(TASK PROMPT):
Return the entries below in their exact form, leaving the pictures out.

(SUPPLIED MATERIAL):

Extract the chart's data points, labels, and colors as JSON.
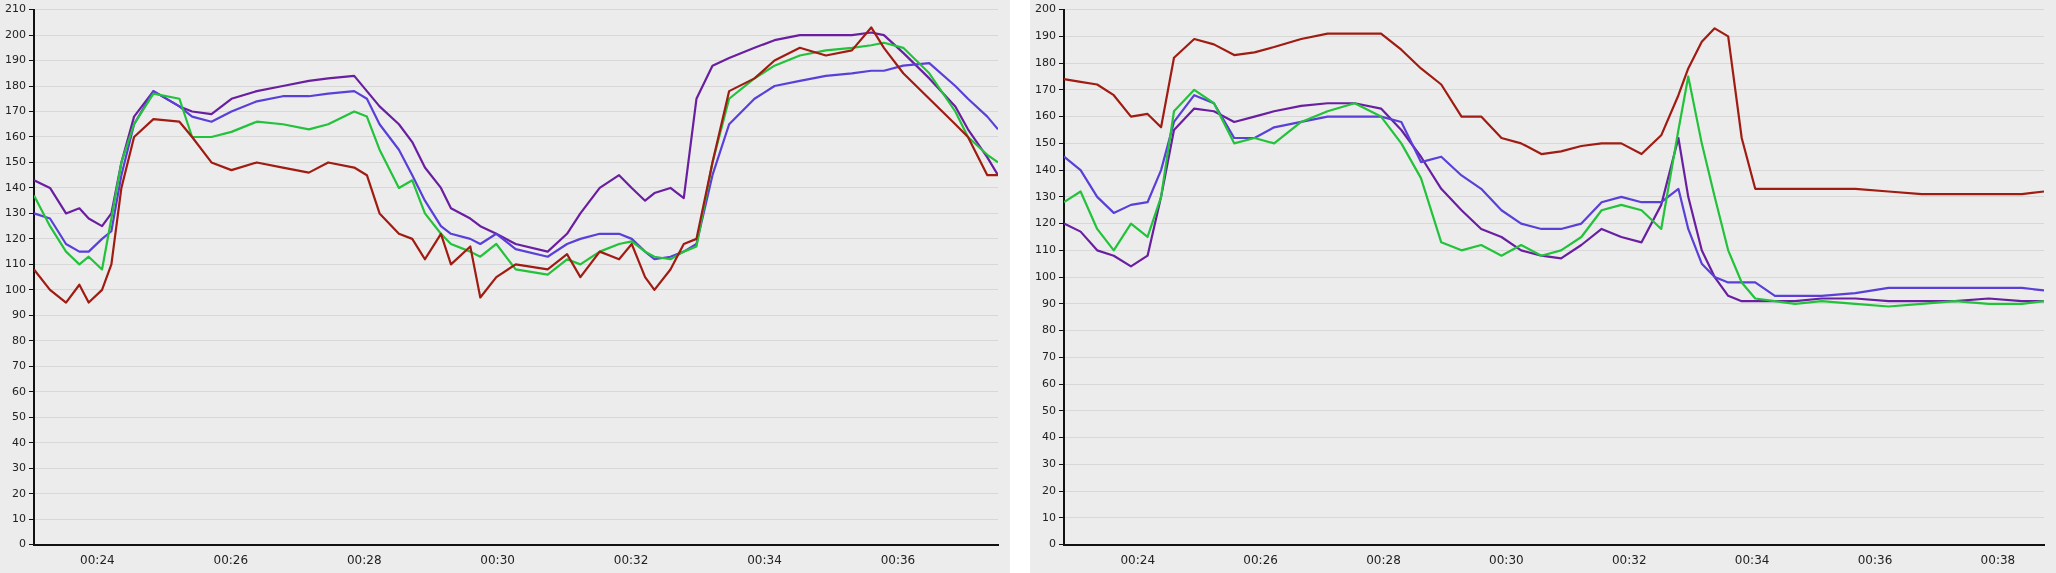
{
  "chart_data": [
    {
      "type": "line",
      "x": [
        23.05,
        23.29,
        23.53,
        23.73,
        23.87,
        24.07,
        24.21,
        24.36,
        24.55,
        24.84,
        25.23,
        25.42,
        25.71,
        26.01,
        26.39,
        26.78,
        27.17,
        27.46,
        27.85,
        28.04,
        28.23,
        28.52,
        28.72,
        28.91,
        29.15,
        29.3,
        29.59,
        29.74,
        29.98,
        30.27,
        30.75,
        31.04,
        31.24,
        31.53,
        31.82,
        32.01,
        32.21,
        32.35,
        32.59,
        32.79,
        32.98,
        33.22,
        33.47,
        33.85,
        34.15,
        34.53,
        34.92,
        35.31,
        35.6,
        35.79,
        36.08,
        36.47,
        36.86,
        37.05,
        37.34,
        37.5
      ],
      "series": [
        {
          "color": "#a01c12",
          "values": [
            108,
            100,
            95,
            102,
            95,
            100,
            110,
            140,
            160,
            167,
            166,
            160,
            150,
            147,
            150,
            148,
            146,
            150,
            148,
            145,
            130,
            122,
            120,
            112,
            122,
            110,
            117,
            97,
            105,
            110,
            108,
            114,
            105,
            115,
            112,
            118,
            105,
            100,
            108,
            118,
            120,
            150,
            178,
            183,
            190,
            195,
            192,
            194,
            203,
            195,
            185,
            175,
            165,
            160,
            145,
            145
          ]
        },
        {
          "color": "#22c33a",
          "values": [
            137,
            125,
            115,
            110,
            113,
            108,
            128,
            150,
            165,
            177,
            175,
            160,
            160,
            162,
            166,
            165,
            163,
            165,
            170,
            168,
            155,
            140,
            143,
            130,
            122,
            118,
            115,
            113,
            118,
            108,
            106,
            112,
            110,
            115,
            118,
            119,
            115,
            113,
            112,
            115,
            117,
            150,
            175,
            183,
            188,
            192,
            194,
            195,
            196,
            197,
            195,
            185,
            170,
            160,
            153,
            150
          ]
        },
        {
          "color": "#5a3fd8",
          "values": [
            130,
            128,
            118,
            115,
            115,
            120,
            123,
            145,
            165,
            178,
            172,
            168,
            166,
            170,
            174,
            176,
            176,
            177,
            178,
            175,
            165,
            155,
            145,
            135,
            125,
            122,
            120,
            118,
            122,
            116,
            113,
            118,
            120,
            122,
            122,
            120,
            115,
            112,
            113,
            115,
            118,
            145,
            165,
            175,
            180,
            182,
            184,
            185,
            186,
            186,
            188,
            189,
            180,
            175,
            168,
            163
          ]
        },
        {
          "color": "#6a1fa0",
          "values": [
            143,
            140,
            130,
            132,
            128,
            125,
            130,
            150,
            168,
            178,
            172,
            170,
            169,
            175,
            178,
            180,
            182,
            183,
            184,
            178,
            172,
            165,
            158,
            148,
            140,
            132,
            128,
            125,
            122,
            118,
            115,
            122,
            130,
            140,
            145,
            140,
            135,
            138,
            140,
            136,
            175,
            188,
            191,
            195,
            198,
            200,
            200,
            200,
            201,
            200,
            193,
            183,
            172,
            163,
            152,
            145
          ]
        }
      ],
      "xlim": [
        23.05,
        37.5
      ],
      "xticks": [
        {
          "value": 24,
          "label": "00:24"
        },
        {
          "value": 26,
          "label": "00:26"
        },
        {
          "value": 28,
          "label": "00:28"
        },
        {
          "value": 30,
          "label": "00:30"
        },
        {
          "value": 32,
          "label": "00:32"
        },
        {
          "value": 34,
          "label": "00:34"
        },
        {
          "value": 36,
          "label": "00:36"
        }
      ],
      "ylim": [
        0,
        210
      ],
      "yticks": [
        0,
        10,
        20,
        30,
        40,
        50,
        60,
        70,
        80,
        90,
        100,
        110,
        120,
        130,
        140,
        150,
        160,
        170,
        180,
        190,
        200,
        210
      ],
      "grid": "y",
      "legend": false,
      "marker": "none",
      "line_style": "solid"
    },
    {
      "type": "line",
      "x": [
        22.8,
        23.07,
        23.34,
        23.61,
        23.89,
        24.16,
        24.38,
        24.59,
        24.92,
        25.24,
        25.57,
        25.9,
        26.22,
        26.66,
        27.09,
        27.53,
        27.96,
        28.29,
        28.61,
        28.94,
        29.27,
        29.59,
        29.92,
        30.24,
        30.57,
        30.89,
        31.22,
        31.55,
        31.87,
        32.2,
        32.52,
        32.8,
        32.96,
        33.18,
        33.39,
        33.61,
        33.83,
        34.05,
        34.37,
        34.7,
        35.13,
        35.68,
        36.22,
        36.76,
        37.3,
        37.85,
        38.39,
        38.75
      ],
      "series": [
        {
          "color": "#a01c12",
          "values": [
            174,
            173,
            172,
            168,
            160,
            161,
            156,
            182,
            189,
            187,
            183,
            184,
            186,
            189,
            191,
            191,
            191,
            185,
            178,
            172,
            160,
            160,
            152,
            150,
            146,
            147,
            149,
            150,
            150,
            146,
            153,
            168,
            178,
            188,
            193,
            190,
            152,
            133,
            133,
            133,
            133,
            133,
            132,
            131,
            131,
            131,
            131,
            132
          ]
        },
        {
          "color": "#22c33a",
          "values": [
            128,
            132,
            118,
            110,
            120,
            115,
            130,
            162,
            170,
            165,
            150,
            152,
            150,
            158,
            162,
            165,
            160,
            150,
            137,
            113,
            110,
            112,
            108,
            112,
            108,
            110,
            115,
            125,
            127,
            125,
            118,
            155,
            175,
            150,
            130,
            110,
            98,
            92,
            91,
            90,
            91,
            90,
            89,
            90,
            91,
            90,
            90,
            91
          ]
        },
        {
          "color": "#5a3fd8",
          "values": [
            145,
            140,
            130,
            124,
            127,
            128,
            140,
            158,
            168,
            165,
            152,
            152,
            156,
            158,
            160,
            160,
            160,
            158,
            143,
            145,
            138,
            133,
            125,
            120,
            118,
            118,
            120,
            128,
            130,
            128,
            128,
            133,
            118,
            105,
            100,
            98,
            98,
            98,
            93,
            93,
            93,
            94,
            96,
            96,
            96,
            96,
            96,
            95
          ]
        },
        {
          "color": "#6a1fa0",
          "values": [
            120,
            117,
            110,
            108,
            104,
            108,
            130,
            155,
            163,
            162,
            158,
            160,
            162,
            164,
            165,
            165,
            163,
            155,
            145,
            133,
            125,
            118,
            115,
            110,
            108,
            107,
            112,
            118,
            115,
            113,
            127,
            152,
            130,
            110,
            100,
            93,
            91,
            91,
            91,
            91,
            92,
            92,
            91,
            91,
            91,
            92,
            91,
            91
          ]
        }
      ],
      "xlim": [
        22.8,
        38.75
      ],
      "xticks": [
        {
          "value": 24,
          "label": "00:24"
        },
        {
          "value": 26,
          "label": "00:26"
        },
        {
          "value": 28,
          "label": "00:28"
        },
        {
          "value": 30,
          "label": "00:30"
        },
        {
          "value": 32,
          "label": "00:32"
        },
        {
          "value": 34,
          "label": "00:34"
        },
        {
          "value": 36,
          "label": "00:36"
        },
        {
          "value": 38,
          "label": "00:38"
        }
      ],
      "ylim": [
        0,
        200
      ],
      "yticks": [
        0,
        10,
        20,
        30,
        40,
        50,
        60,
        70,
        80,
        90,
        100,
        110,
        120,
        130,
        140,
        150,
        160,
        170,
        180,
        190,
        200
      ],
      "grid": "y",
      "legend": false,
      "marker": "none",
      "line_style": "solid"
    }
  ]
}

(TASK RESPONSE):
Extract the chart's data points, labels, and colors as JSON.
{
  "chart_data": [
    {
      "type": "line",
      "x": [
        23.05,
        23.29,
        23.53,
        23.73,
        23.87,
        24.07,
        24.21,
        24.36,
        24.55,
        24.84,
        25.23,
        25.42,
        25.71,
        26.01,
        26.39,
        26.78,
        27.17,
        27.46,
        27.85,
        28.04,
        28.23,
        28.52,
        28.72,
        28.91,
        29.15,
        29.3,
        29.59,
        29.74,
        29.98,
        30.27,
        30.75,
        31.04,
        31.24,
        31.53,
        31.82,
        32.01,
        32.21,
        32.35,
        32.59,
        32.79,
        32.98,
        33.22,
        33.47,
        33.85,
        34.15,
        34.53,
        34.92,
        35.31,
        35.6,
        35.79,
        36.08,
        36.47,
        36.86,
        37.05,
        37.34,
        37.5
      ],
      "series": [
        {
          "color": "#a01c12",
          "values": [
            108,
            100,
            95,
            102,
            95,
            100,
            110,
            140,
            160,
            167,
            166,
            160,
            150,
            147,
            150,
            148,
            146,
            150,
            148,
            145,
            130,
            122,
            120,
            112,
            122,
            110,
            117,
            97,
            105,
            110,
            108,
            114,
            105,
            115,
            112,
            118,
            105,
            100,
            108,
            118,
            120,
            150,
            178,
            183,
            190,
            195,
            192,
            194,
            203,
            195,
            185,
            175,
            165,
            160,
            145,
            145
          ]
        },
        {
          "color": "#22c33a",
          "values": [
            137,
            125,
            115,
            110,
            113,
            108,
            128,
            150,
            165,
            177,
            175,
            160,
            160,
            162,
            166,
            165,
            163,
            165,
            170,
            168,
            155,
            140,
            143,
            130,
            122,
            118,
            115,
            113,
            118,
            108,
            106,
            112,
            110,
            115,
            118,
            119,
            115,
            113,
            112,
            115,
            117,
            150,
            175,
            183,
            188,
            192,
            194,
            195,
            196,
            197,
            195,
            185,
            170,
            160,
            153,
            150
          ]
        },
        {
          "color": "#5a3fd8",
          "values": [
            130,
            128,
            118,
            115,
            115,
            120,
            123,
            145,
            165,
            178,
            172,
            168,
            166,
            170,
            174,
            176,
            176,
            177,
            178,
            175,
            165,
            155,
            145,
            135,
            125,
            122,
            120,
            118,
            122,
            116,
            113,
            118,
            120,
            122,
            122,
            120,
            115,
            112,
            113,
            115,
            118,
            145,
            165,
            175,
            180,
            182,
            184,
            185,
            186,
            186,
            188,
            189,
            180,
            175,
            168,
            163
          ]
        },
        {
          "color": "#6a1fa0",
          "values": [
            143,
            140,
            130,
            132,
            128,
            125,
            130,
            150,
            168,
            178,
            172,
            170,
            169,
            175,
            178,
            180,
            182,
            183,
            184,
            178,
            172,
            165,
            158,
            148,
            140,
            132,
            128,
            125,
            122,
            118,
            115,
            122,
            130,
            140,
            145,
            140,
            135,
            138,
            140,
            136,
            175,
            188,
            191,
            195,
            198,
            200,
            200,
            200,
            201,
            200,
            193,
            183,
            172,
            163,
            152,
            145
          ]
        }
      ],
      "xlim": [
        23.05,
        37.5
      ],
      "xticks": [
        {
          "value": 24,
          "label": "00:24"
        },
        {
          "value": 26,
          "label": "00:26"
        },
        {
          "value": 28,
          "label": "00:28"
        },
        {
          "value": 30,
          "label": "00:30"
        },
        {
          "value": 32,
          "label": "00:32"
        },
        {
          "value": 34,
          "label": "00:34"
        },
        {
          "value": 36,
          "label": "00:36"
        }
      ],
      "ylim": [
        0,
        210
      ],
      "yticks": [
        0,
        10,
        20,
        30,
        40,
        50,
        60,
        70,
        80,
        90,
        100,
        110,
        120,
        130,
        140,
        150,
        160,
        170,
        180,
        190,
        200,
        210
      ],
      "grid": "y",
      "legend": false,
      "marker": "none",
      "line_style": "solid"
    },
    {
      "type": "line",
      "x": [
        22.8,
        23.07,
        23.34,
        23.61,
        23.89,
        24.16,
        24.38,
        24.59,
        24.92,
        25.24,
        25.57,
        25.9,
        26.22,
        26.66,
        27.09,
        27.53,
        27.96,
        28.29,
        28.61,
        28.94,
        29.27,
        29.59,
        29.92,
        30.24,
        30.57,
        30.89,
        31.22,
        31.55,
        31.87,
        32.2,
        32.52,
        32.8,
        32.96,
        33.18,
        33.39,
        33.61,
        33.83,
        34.05,
        34.37,
        34.7,
        35.13,
        35.68,
        36.22,
        36.76,
        37.3,
        37.85,
        38.39,
        38.75
      ],
      "series": [
        {
          "color": "#a01c12",
          "values": [
            174,
            173,
            172,
            168,
            160,
            161,
            156,
            182,
            189,
            187,
            183,
            184,
            186,
            189,
            191,
            191,
            191,
            185,
            178,
            172,
            160,
            160,
            152,
            150,
            146,
            147,
            149,
            150,
            150,
            146,
            153,
            168,
            178,
            188,
            193,
            190,
            152,
            133,
            133,
            133,
            133,
            133,
            132,
            131,
            131,
            131,
            131,
            132
          ]
        },
        {
          "color": "#22c33a",
          "values": [
            128,
            132,
            118,
            110,
            120,
            115,
            130,
            162,
            170,
            165,
            150,
            152,
            150,
            158,
            162,
            165,
            160,
            150,
            137,
            113,
            110,
            112,
            108,
            112,
            108,
            110,
            115,
            125,
            127,
            125,
            118,
            155,
            175,
            150,
            130,
            110,
            98,
            92,
            91,
            90,
            91,
            90,
            89,
            90,
            91,
            90,
            90,
            91
          ]
        },
        {
          "color": "#5a3fd8",
          "values": [
            145,
            140,
            130,
            124,
            127,
            128,
            140,
            158,
            168,
            165,
            152,
            152,
            156,
            158,
            160,
            160,
            160,
            158,
            143,
            145,
            138,
            133,
            125,
            120,
            118,
            118,
            120,
            128,
            130,
            128,
            128,
            133,
            118,
            105,
            100,
            98,
            98,
            98,
            93,
            93,
            93,
            94,
            96,
            96,
            96,
            96,
            96,
            95
          ]
        },
        {
          "color": "#6a1fa0",
          "values": [
            120,
            117,
            110,
            108,
            104,
            108,
            130,
            155,
            163,
            162,
            158,
            160,
            162,
            164,
            165,
            165,
            163,
            155,
            145,
            133,
            125,
            118,
            115,
            110,
            108,
            107,
            112,
            118,
            115,
            113,
            127,
            152,
            130,
            110,
            100,
            93,
            91,
            91,
            91,
            91,
            92,
            92,
            91,
            91,
            91,
            92,
            91,
            91
          ]
        }
      ],
      "xlim": [
        22.8,
        38.75
      ],
      "xticks": [
        {
          "value": 24,
          "label": "00:24"
        },
        {
          "value": 26,
          "label": "00:26"
        },
        {
          "value": 28,
          "label": "00:28"
        },
        {
          "value": 30,
          "label": "00:30"
        },
        {
          "value": 32,
          "label": "00:32"
        },
        {
          "value": 34,
          "label": "00:34"
        },
        {
          "value": 36,
          "label": "00:36"
        },
        {
          "value": 38,
          "label": "00:38"
        }
      ],
      "ylim": [
        0,
        200
      ],
      "yticks": [
        0,
        10,
        20,
        30,
        40,
        50,
        60,
        70,
        80,
        90,
        100,
        110,
        120,
        130,
        140,
        150,
        160,
        170,
        180,
        190,
        200
      ],
      "grid": "y",
      "legend": false,
      "marker": "none",
      "line_style": "solid"
    }
  ]
}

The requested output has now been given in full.